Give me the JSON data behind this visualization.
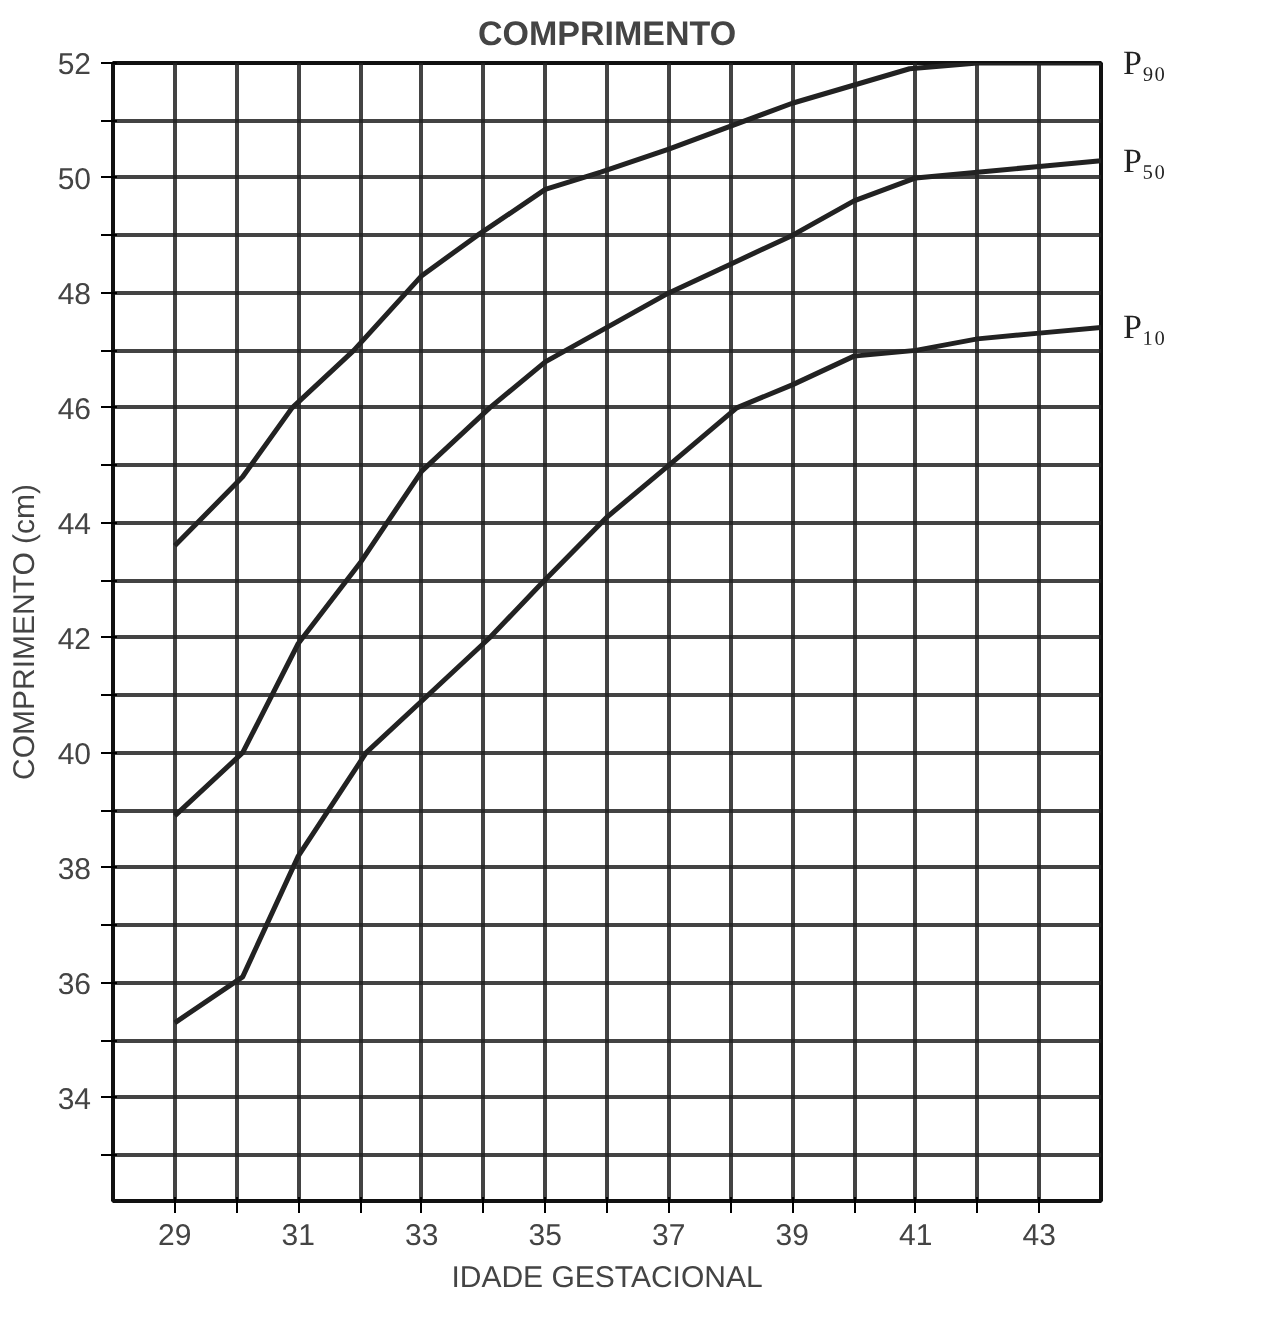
{
  "chart_data": {
    "type": "line",
    "title": "COMPRIMENTO",
    "xlabel": "IDADE GESTACIONAL",
    "ylabel": "COMPRIMENTO (cm)",
    "xlim": [
      28,
      44
    ],
    "ylim": [
      32.2,
      52
    ],
    "xticks": [
      29,
      {
        "value": 30,
        "label": null
      },
      31,
      {
        "value": 32,
        "label": null
      },
      33,
      {
        "value": 34,
        "label": null
      },
      35,
      {
        "value": 36,
        "label": null
      },
      37,
      {
        "value": 38,
        "label": null
      },
      39,
      {
        "value": 40,
        "label": null
      },
      41,
      {
        "value": 42,
        "label": null
      },
      43
    ],
    "yticks": [
      {
        "value": 33,
        "label": null
      },
      34,
      {
        "value": 35,
        "label": null
      },
      36,
      {
        "value": 37,
        "label": null
      },
      38,
      {
        "value": 39,
        "label": null
      },
      40,
      {
        "value": 41,
        "label": null
      },
      42,
      {
        "value": 43,
        "label": null
      },
      44,
      {
        "value": 45,
        "label": null
      },
      46,
      {
        "value": 47,
        "label": null
      },
      48,
      {
        "value": 49,
        "label": null
      },
      50,
      {
        "value": 51,
        "label": null
      },
      52
    ],
    "grid": true,
    "line_style": "solid",
    "marker": "none",
    "series": [
      {
        "name": "P₉₀",
        "color": "#222222",
        "x": [
          29,
          30.1,
          30.9,
          31.9,
          33,
          33.9,
          35,
          35.9,
          37,
          39,
          40.9,
          42,
          43,
          44
        ],
        "values": [
          43.6,
          44.8,
          46.0,
          47.0,
          48.3,
          49.0,
          49.8,
          50.1,
          50.5,
          51.3,
          51.9,
          52,
          52,
          52
        ]
      },
      {
        "name": "P₅₀",
        "color": "#222222",
        "x": [
          29,
          30.1,
          31,
          32,
          33,
          34.1,
          35,
          36,
          37,
          38,
          39,
          40,
          41,
          42,
          43,
          44
        ],
        "values": [
          38.9,
          40.0,
          41.9,
          43.3,
          44.9,
          46.0,
          46.8,
          47.4,
          48.0,
          48.5,
          49.0,
          49.6,
          50.0,
          50.1,
          50.2,
          50.3
        ]
      },
      {
        "name": "P₁₀",
        "color": "#222222",
        "x": [
          29,
          30.1,
          31,
          32.1,
          33.1,
          34.1,
          34.9,
          36,
          37,
          38.1,
          39,
          40,
          41,
          42,
          43,
          44
        ],
        "values": [
          35.3,
          36.1,
          38.2,
          40.0,
          41.0,
          42.0,
          42.9,
          44.1,
          45.0,
          46.0,
          46.4,
          46.9,
          47.0,
          47.2,
          47.3,
          47.4
        ]
      }
    ]
  }
}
________________________
In your copy, leave out the pictures and reproduce the material above exactly.

Give me the JSON data behind this visualization.
{
  "chart_data": {
    "type": "line",
    "title": "COMPRIMENTO",
    "xlabel": "IDADE GESTACIONAL",
    "ylabel": "COMPRIMENTO (cm)",
    "xlim": [
      28,
      44
    ],
    "ylim": [
      32.2,
      52
    ],
    "xticks": [
      29,
      {
        "value": 30,
        "label": null
      },
      31,
      {
        "value": 32,
        "label": null
      },
      33,
      {
        "value": 34,
        "label": null
      },
      35,
      {
        "value": 36,
        "label": null
      },
      37,
      {
        "value": 38,
        "label": null
      },
      39,
      {
        "value": 40,
        "label": null
      },
      41,
      {
        "value": 42,
        "label": null
      },
      43
    ],
    "yticks": [
      {
        "value": 33,
        "label": null
      },
      34,
      {
        "value": 35,
        "label": null
      },
      36,
      {
        "value": 37,
        "label": null
      },
      38,
      {
        "value": 39,
        "label": null
      },
      40,
      {
        "value": 41,
        "label": null
      },
      42,
      {
        "value": 43,
        "label": null
      },
      44,
      {
        "value": 45,
        "label": null
      },
      46,
      {
        "value": 47,
        "label": null
      },
      48,
      {
        "value": 49,
        "label": null
      },
      50,
      {
        "value": 51,
        "label": null
      },
      52
    ],
    "grid": true,
    "line_style": "solid",
    "marker": "none",
    "series": [
      {
        "name": "P₉₀",
        "color": "#222222",
        "x": [
          29,
          30.1,
          30.9,
          31.9,
          33,
          33.9,
          35,
          35.9,
          37,
          39,
          40.9,
          42,
          43,
          44
        ],
        "values": [
          43.6,
          44.8,
          46.0,
          47.0,
          48.3,
          49.0,
          49.8,
          50.1,
          50.5,
          51.3,
          51.9,
          52,
          52,
          52
        ]
      },
      {
        "name": "P₅₀",
        "color": "#222222",
        "x": [
          29,
          30.1,
          31,
          32,
          33,
          34.1,
          35,
          36,
          37,
          38,
          39,
          40,
          41,
          42,
          43,
          44
        ],
        "values": [
          38.9,
          40.0,
          41.9,
          43.3,
          44.9,
          46.0,
          46.8,
          47.4,
          48.0,
          48.5,
          49.0,
          49.6,
          50.0,
          50.1,
          50.2,
          50.3
        ]
      },
      {
        "name": "P₁₀",
        "color": "#222222",
        "x": [
          29,
          30.1,
          31,
          32.1,
          33.1,
          34.1,
          34.9,
          36,
          37,
          38.1,
          39,
          40,
          41,
          42,
          43,
          44
        ],
        "values": [
          35.3,
          36.1,
          38.2,
          40.0,
          41.0,
          42.0,
          42.9,
          44.1,
          45.0,
          46.0,
          46.4,
          46.9,
          47.0,
          47.2,
          47.3,
          47.4
        ]
      }
    ]
  }
}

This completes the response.